### RECORD LIST:

◇ ◇ ◇

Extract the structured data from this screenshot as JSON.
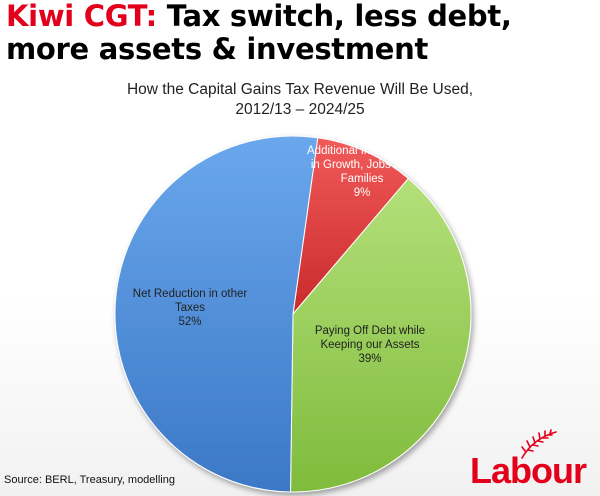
{
  "headline": {
    "accent": "Kiwi CGT:",
    "rest_line1": " Tax switch, less debt,",
    "line2": "more assets & investment"
  },
  "source": "Source: BERL, Treasury, modelling",
  "logo": {
    "text": "Labour",
    "icon": "fern-icon"
  },
  "colors": {
    "brand_red": "#e3001b"
  },
  "chart_data": {
    "type": "pie",
    "title_line1": "How the Capital Gains Tax Revenue Will Be Used,",
    "title_line2": "2012/13 – 2024/25",
    "slices": [
      {
        "label_lines": [
          "Additional Investment",
          "in Growth, Jobs and",
          "Families"
        ],
        "pct_label": "9%",
        "value": 9,
        "color": "#e23b3b"
      },
      {
        "label_lines": [
          "Paying Off Debt while",
          "Keeping our Assets"
        ],
        "pct_label": "39%",
        "value": 39,
        "color": "#92d050"
      },
      {
        "label_lines": [
          "Net Reduction in other",
          "Taxes"
        ],
        "pct_label": "52%",
        "value": 52,
        "color": "#4f8fdb"
      }
    ],
    "start_angle_deg": 8,
    "legend": "none"
  }
}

◇ ◇ ◇

### OBJECTIVE:
Transcribe the listing above verbatim. Omit the pictures.

### OUTPUT OF THE TASK:
Extract the structured data from this screenshot as JSON.
{
  "headline": {
    "accent": "Kiwi CGT:",
    "rest_line1": " Tax switch, less debt,",
    "line2": "more assets & investment"
  },
  "source": "Source: BERL, Treasury, modelling",
  "logo": {
    "text": "Labour",
    "icon": "fern-icon"
  },
  "colors": {
    "brand_red": "#e3001b"
  },
  "chart_data": {
    "type": "pie",
    "title_line1": "How the Capital Gains Tax Revenue Will Be Used,",
    "title_line2": "2012/13 – 2024/25",
    "slices": [
      {
        "label_lines": [
          "Additional Investment",
          "in Growth, Jobs and",
          "Families"
        ],
        "pct_label": "9%",
        "value": 9,
        "color": "#e23b3b"
      },
      {
        "label_lines": [
          "Paying Off Debt while",
          "Keeping our Assets"
        ],
        "pct_label": "39%",
        "value": 39,
        "color": "#92d050"
      },
      {
        "label_lines": [
          "Net Reduction in other",
          "Taxes"
        ],
        "pct_label": "52%",
        "value": 52,
        "color": "#4f8fdb"
      }
    ],
    "start_angle_deg": 8,
    "legend": "none"
  }
}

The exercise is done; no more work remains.